◆ **Written problem**
Records follow. Select each line holding "PTSD".

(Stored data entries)

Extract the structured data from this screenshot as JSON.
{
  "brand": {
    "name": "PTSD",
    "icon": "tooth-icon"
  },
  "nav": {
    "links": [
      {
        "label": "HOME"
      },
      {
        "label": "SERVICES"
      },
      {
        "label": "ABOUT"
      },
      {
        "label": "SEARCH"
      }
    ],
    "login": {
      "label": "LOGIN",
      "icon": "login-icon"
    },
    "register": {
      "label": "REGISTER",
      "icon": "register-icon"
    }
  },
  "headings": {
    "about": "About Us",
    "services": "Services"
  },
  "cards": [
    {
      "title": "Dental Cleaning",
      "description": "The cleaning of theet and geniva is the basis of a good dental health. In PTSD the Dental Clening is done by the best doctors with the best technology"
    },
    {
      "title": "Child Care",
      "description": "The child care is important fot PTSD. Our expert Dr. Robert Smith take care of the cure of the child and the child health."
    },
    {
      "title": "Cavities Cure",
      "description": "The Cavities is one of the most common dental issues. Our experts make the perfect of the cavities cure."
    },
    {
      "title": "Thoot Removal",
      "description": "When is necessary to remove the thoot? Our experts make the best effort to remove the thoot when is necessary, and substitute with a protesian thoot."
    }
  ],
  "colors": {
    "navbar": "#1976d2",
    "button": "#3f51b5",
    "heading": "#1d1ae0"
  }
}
...
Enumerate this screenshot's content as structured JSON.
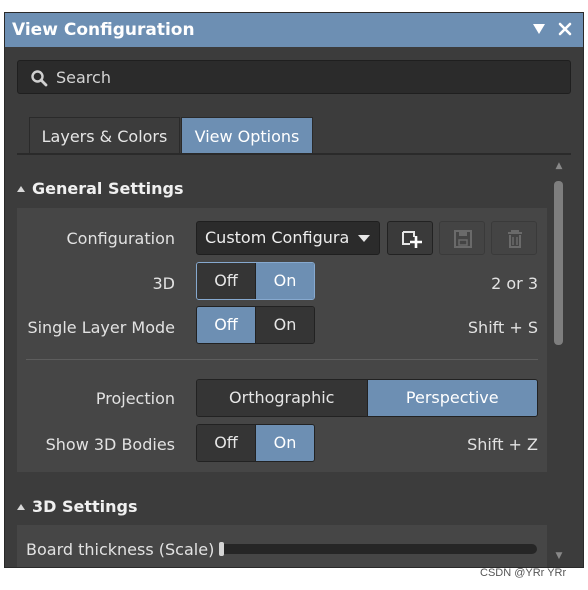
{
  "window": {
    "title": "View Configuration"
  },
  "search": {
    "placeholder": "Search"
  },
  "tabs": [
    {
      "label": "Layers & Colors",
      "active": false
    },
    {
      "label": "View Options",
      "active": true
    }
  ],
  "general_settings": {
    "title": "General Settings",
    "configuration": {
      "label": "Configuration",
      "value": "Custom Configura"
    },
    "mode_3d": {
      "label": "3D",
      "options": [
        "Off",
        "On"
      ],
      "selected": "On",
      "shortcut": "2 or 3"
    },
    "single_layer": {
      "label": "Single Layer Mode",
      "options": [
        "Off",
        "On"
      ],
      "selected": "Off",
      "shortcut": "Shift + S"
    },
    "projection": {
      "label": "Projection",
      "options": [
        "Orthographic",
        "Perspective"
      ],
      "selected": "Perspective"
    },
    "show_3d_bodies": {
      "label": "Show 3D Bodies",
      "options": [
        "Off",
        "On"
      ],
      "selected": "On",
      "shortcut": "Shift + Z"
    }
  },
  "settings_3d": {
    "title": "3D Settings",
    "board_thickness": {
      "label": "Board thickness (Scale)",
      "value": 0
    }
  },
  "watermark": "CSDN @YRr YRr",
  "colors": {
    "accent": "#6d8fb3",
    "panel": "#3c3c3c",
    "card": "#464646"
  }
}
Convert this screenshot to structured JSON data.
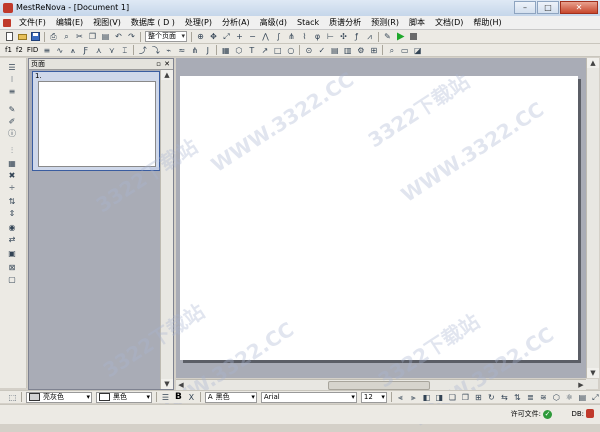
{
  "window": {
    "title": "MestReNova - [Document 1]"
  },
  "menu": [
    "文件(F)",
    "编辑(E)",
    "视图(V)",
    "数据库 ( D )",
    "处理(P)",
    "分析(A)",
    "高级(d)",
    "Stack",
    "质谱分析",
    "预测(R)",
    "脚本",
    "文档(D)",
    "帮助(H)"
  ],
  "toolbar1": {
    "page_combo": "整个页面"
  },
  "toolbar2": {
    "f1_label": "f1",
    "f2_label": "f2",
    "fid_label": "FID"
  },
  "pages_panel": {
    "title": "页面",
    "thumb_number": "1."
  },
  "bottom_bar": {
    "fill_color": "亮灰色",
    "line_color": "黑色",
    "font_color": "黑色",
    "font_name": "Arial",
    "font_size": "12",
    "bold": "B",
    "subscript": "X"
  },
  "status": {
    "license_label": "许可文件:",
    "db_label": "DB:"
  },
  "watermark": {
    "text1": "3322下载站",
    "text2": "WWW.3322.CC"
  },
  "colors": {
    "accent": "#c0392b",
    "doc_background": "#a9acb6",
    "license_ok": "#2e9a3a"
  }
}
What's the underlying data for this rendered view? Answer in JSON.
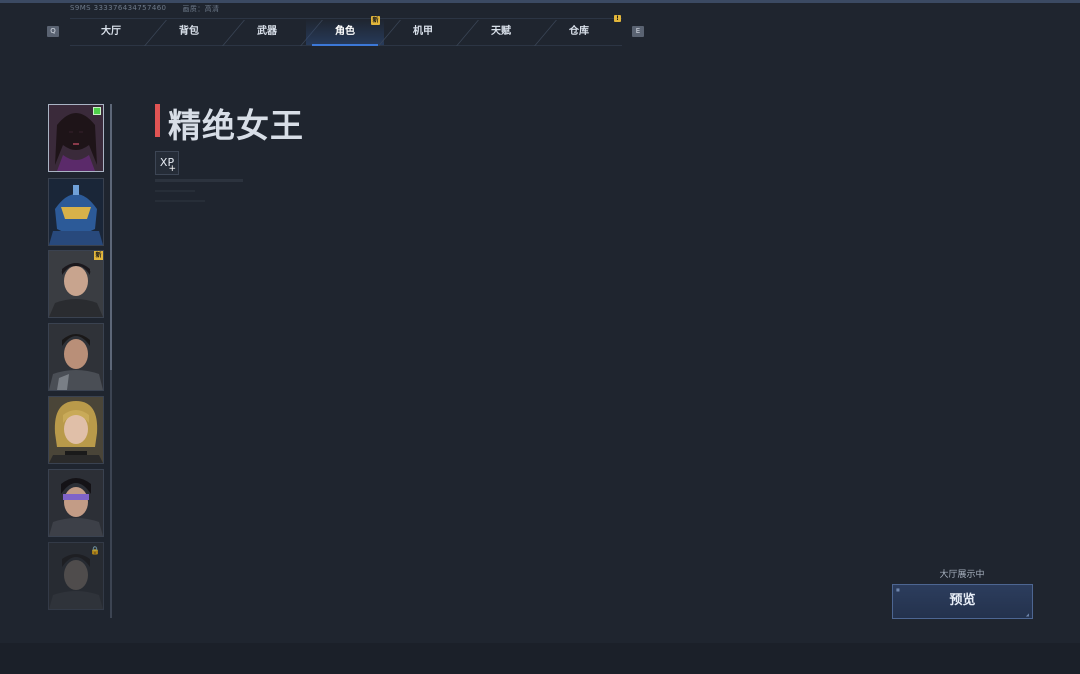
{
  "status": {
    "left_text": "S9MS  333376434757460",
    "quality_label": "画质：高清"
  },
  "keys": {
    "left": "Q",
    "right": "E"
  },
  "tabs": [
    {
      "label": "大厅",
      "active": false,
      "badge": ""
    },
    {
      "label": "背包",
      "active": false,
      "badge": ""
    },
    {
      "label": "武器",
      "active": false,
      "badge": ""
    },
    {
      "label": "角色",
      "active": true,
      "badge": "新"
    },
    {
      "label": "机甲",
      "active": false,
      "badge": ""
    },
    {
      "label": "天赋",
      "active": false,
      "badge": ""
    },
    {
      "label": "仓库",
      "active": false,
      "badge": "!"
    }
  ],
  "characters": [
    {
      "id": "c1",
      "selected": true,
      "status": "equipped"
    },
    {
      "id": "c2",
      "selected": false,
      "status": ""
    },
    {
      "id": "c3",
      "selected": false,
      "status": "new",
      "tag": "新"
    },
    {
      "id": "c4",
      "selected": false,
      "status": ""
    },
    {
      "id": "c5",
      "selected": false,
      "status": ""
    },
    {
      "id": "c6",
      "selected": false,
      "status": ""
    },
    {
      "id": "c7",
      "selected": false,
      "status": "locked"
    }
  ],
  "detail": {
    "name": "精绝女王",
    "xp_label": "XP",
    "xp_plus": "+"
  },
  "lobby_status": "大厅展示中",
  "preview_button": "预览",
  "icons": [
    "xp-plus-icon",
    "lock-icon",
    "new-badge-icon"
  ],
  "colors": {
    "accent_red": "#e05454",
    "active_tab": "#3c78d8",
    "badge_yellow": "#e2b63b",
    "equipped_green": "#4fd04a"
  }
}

◆ **Answer**
    "name": "PTSD",
      "description": "The cleaning of theet and geniva is the basis of a good dental health. In PTSD the Dental Clening is done by the best doctors with the best technology"
      "description": "The child care is important fot PTSD. Our expert Dr. Robert Smith take care of the cure of the child and the child health."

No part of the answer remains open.